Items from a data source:
------------------------------------------------------------------------

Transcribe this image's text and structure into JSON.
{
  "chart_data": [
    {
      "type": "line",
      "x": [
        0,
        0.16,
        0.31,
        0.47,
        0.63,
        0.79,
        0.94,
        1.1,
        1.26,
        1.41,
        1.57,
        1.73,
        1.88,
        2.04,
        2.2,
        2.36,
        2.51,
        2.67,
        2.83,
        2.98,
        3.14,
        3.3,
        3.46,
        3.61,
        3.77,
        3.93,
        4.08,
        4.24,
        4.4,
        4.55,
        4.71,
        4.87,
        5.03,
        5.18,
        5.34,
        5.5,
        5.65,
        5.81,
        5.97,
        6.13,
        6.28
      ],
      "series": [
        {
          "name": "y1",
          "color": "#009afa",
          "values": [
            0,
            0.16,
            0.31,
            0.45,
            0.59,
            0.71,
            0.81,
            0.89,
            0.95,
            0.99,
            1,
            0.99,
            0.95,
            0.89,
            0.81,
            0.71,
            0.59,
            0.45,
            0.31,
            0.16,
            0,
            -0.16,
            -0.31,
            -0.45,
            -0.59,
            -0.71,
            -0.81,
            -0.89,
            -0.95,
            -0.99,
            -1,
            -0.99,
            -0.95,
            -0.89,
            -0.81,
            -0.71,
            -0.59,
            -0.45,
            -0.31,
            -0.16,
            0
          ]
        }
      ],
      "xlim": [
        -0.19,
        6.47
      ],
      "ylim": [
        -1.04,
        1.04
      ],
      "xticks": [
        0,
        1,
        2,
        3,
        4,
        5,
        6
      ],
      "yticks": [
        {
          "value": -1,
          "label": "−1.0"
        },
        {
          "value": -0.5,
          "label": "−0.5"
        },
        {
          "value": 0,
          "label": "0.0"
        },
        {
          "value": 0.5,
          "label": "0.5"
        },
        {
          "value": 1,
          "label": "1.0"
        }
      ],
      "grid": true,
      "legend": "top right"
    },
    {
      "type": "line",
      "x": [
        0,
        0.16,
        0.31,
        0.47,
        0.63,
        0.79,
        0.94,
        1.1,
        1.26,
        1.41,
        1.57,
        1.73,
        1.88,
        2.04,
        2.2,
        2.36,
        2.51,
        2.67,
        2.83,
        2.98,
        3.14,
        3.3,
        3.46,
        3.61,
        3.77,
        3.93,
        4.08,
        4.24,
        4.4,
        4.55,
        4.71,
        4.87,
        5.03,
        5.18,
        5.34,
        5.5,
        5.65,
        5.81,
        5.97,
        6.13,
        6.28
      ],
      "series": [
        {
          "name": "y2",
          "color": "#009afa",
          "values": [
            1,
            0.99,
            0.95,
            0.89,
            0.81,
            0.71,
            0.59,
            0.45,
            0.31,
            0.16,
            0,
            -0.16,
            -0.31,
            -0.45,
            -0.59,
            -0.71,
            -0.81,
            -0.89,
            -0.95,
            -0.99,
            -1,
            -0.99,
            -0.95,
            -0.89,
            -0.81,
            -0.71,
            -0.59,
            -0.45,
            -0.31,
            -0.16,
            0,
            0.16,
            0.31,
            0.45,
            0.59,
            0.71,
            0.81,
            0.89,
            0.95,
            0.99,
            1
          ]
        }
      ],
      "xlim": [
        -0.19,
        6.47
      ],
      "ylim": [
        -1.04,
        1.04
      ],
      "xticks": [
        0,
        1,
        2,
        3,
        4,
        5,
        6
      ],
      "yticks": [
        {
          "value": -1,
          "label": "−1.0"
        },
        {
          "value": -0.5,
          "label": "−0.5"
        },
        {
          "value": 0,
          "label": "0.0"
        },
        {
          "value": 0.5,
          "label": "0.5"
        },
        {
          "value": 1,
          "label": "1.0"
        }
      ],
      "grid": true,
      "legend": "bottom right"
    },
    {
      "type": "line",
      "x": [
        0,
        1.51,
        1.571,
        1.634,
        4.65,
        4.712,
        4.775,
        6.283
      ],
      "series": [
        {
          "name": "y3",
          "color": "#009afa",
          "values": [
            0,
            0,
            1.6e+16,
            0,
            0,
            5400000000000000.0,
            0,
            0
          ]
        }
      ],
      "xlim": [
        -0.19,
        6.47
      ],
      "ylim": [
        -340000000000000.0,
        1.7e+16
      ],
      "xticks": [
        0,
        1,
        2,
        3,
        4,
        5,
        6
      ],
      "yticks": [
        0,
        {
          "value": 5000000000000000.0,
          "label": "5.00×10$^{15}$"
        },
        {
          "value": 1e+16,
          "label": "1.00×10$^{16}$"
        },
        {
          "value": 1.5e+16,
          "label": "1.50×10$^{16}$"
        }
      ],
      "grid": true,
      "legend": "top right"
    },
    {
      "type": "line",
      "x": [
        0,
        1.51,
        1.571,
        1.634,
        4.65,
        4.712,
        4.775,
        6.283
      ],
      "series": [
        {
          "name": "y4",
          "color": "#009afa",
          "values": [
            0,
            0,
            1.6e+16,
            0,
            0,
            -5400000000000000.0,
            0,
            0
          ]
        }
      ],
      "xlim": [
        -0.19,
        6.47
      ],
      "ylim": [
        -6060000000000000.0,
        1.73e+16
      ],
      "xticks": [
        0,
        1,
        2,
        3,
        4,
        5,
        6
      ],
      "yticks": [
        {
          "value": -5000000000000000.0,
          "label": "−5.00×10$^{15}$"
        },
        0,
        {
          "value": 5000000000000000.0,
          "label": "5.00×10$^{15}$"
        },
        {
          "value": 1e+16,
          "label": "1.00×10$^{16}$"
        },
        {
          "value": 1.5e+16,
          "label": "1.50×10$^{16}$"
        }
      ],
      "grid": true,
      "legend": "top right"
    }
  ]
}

------------------------------------------------------------------------

What is asked:
Repeat the lines above exactly.

Result for this task:
Transcribe this image's text and structure into JSON.
{
  "chart_data": [
    {
      "type": "line",
      "x": [
        0,
        0.16,
        0.31,
        0.47,
        0.63,
        0.79,
        0.94,
        1.1,
        1.26,
        1.41,
        1.57,
        1.73,
        1.88,
        2.04,
        2.2,
        2.36,
        2.51,
        2.67,
        2.83,
        2.98,
        3.14,
        3.3,
        3.46,
        3.61,
        3.77,
        3.93,
        4.08,
        4.24,
        4.4,
        4.55,
        4.71,
        4.87,
        5.03,
        5.18,
        5.34,
        5.5,
        5.65,
        5.81,
        5.97,
        6.13,
        6.28
      ],
      "series": [
        {
          "name": "y1",
          "color": "#009afa",
          "values": [
            0,
            0.16,
            0.31,
            0.45,
            0.59,
            0.71,
            0.81,
            0.89,
            0.95,
            0.99,
            1,
            0.99,
            0.95,
            0.89,
            0.81,
            0.71,
            0.59,
            0.45,
            0.31,
            0.16,
            0,
            -0.16,
            -0.31,
            -0.45,
            -0.59,
            -0.71,
            -0.81,
            -0.89,
            -0.95,
            -0.99,
            -1,
            -0.99,
            -0.95,
            -0.89,
            -0.81,
            -0.71,
            -0.59,
            -0.45,
            -0.31,
            -0.16,
            0
          ]
        }
      ],
      "xlim": [
        -0.19,
        6.47
      ],
      "ylim": [
        -1.04,
        1.04
      ],
      "xticks": [
        0,
        1,
        2,
        3,
        4,
        5,
        6
      ],
      "yticks": [
        {
          "value": -1,
          "label": "−1.0"
        },
        {
          "value": -0.5,
          "label": "−0.5"
        },
        {
          "value": 0,
          "label": "0.0"
        },
        {
          "value": 0.5,
          "label": "0.5"
        },
        {
          "value": 1,
          "label": "1.0"
        }
      ],
      "grid": true,
      "legend": "top right"
    },
    {
      "type": "line",
      "x": [
        0,
        0.16,
        0.31,
        0.47,
        0.63,
        0.79,
        0.94,
        1.1,
        1.26,
        1.41,
        1.57,
        1.73,
        1.88,
        2.04,
        2.2,
        2.36,
        2.51,
        2.67,
        2.83,
        2.98,
        3.14,
        3.3,
        3.46,
        3.61,
        3.77,
        3.93,
        4.08,
        4.24,
        4.4,
        4.55,
        4.71,
        4.87,
        5.03,
        5.18,
        5.34,
        5.5,
        5.65,
        5.81,
        5.97,
        6.13,
        6.28
      ],
      "series": [
        {
          "name": "y2",
          "color": "#009afa",
          "values": [
            1,
            0.99,
            0.95,
            0.89,
            0.81,
            0.71,
            0.59,
            0.45,
            0.31,
            0.16,
            0,
            -0.16,
            -0.31,
            -0.45,
            -0.59,
            -0.71,
            -0.81,
            -0.89,
            -0.95,
            -0.99,
            -1,
            -0.99,
            -0.95,
            -0.89,
            -0.81,
            -0.71,
            -0.59,
            -0.45,
            -0.31,
            -0.16,
            0,
            0.16,
            0.31,
            0.45,
            0.59,
            0.71,
            0.81,
            0.89,
            0.95,
            0.99,
            1
          ]
        }
      ],
      "xlim": [
        -0.19,
        6.47
      ],
      "ylim": [
        -1.04,
        1.04
      ],
      "xticks": [
        0,
        1,
        2,
        3,
        4,
        5,
        6
      ],
      "yticks": [
        {
          "value": -1,
          "label": "−1.0"
        },
        {
          "value": -0.5,
          "label": "−0.5"
        },
        {
          "value": 0,
          "label": "0.0"
        },
        {
          "value": 0.5,
          "label": "0.5"
        },
        {
          "value": 1,
          "label": "1.0"
        }
      ],
      "grid": true,
      "legend": "bottom right"
    },
    {
      "type": "line",
      "x": [
        0,
        1.51,
        1.571,
        1.634,
        4.65,
        4.712,
        4.775,
        6.283
      ],
      "series": [
        {
          "name": "y3",
          "color": "#009afa",
          "values": [
            0,
            0,
            1.6e+16,
            0,
            0,
            5400000000000000.0,
            0,
            0
          ]
        }
      ],
      "xlim": [
        -0.19,
        6.47
      ],
      "ylim": [
        -340000000000000.0,
        1.7e+16
      ],
      "xticks": [
        0,
        1,
        2,
        3,
        4,
        5,
        6
      ],
      "yticks": [
        0,
        {
          "value": 5000000000000000.0,
          "label": "5.00×10$^{15}$"
        },
        {
          "value": 1e+16,
          "label": "1.00×10$^{16}$"
        },
        {
          "value": 1.5e+16,
          "label": "1.50×10$^{16}$"
        }
      ],
      "grid": true,
      "legend": "top right"
    },
    {
      "type": "line",
      "x": [
        0,
        1.51,
        1.571,
        1.634,
        4.65,
        4.712,
        4.775,
        6.283
      ],
      "series": [
        {
          "name": "y4",
          "color": "#009afa",
          "values": [
            0,
            0,
            1.6e+16,
            0,
            0,
            -5400000000000000.0,
            0,
            0
          ]
        }
      ],
      "xlim": [
        -0.19,
        6.47
      ],
      "ylim": [
        -6060000000000000.0,
        1.73e+16
      ],
      "xticks": [
        0,
        1,
        2,
        3,
        4,
        5,
        6
      ],
      "yticks": [
        {
          "value": -5000000000000000.0,
          "label": "−5.00×10$^{15}$"
        },
        0,
        {
          "value": 5000000000000000.0,
          "label": "5.00×10$^{15}$"
        },
        {
          "value": 1e+16,
          "label": "1.00×10$^{16}$"
        },
        {
          "value": 1.5e+16,
          "label": "1.50×10$^{16}$"
        }
      ],
      "grid": true,
      "legend": "top right"
    }
  ]
}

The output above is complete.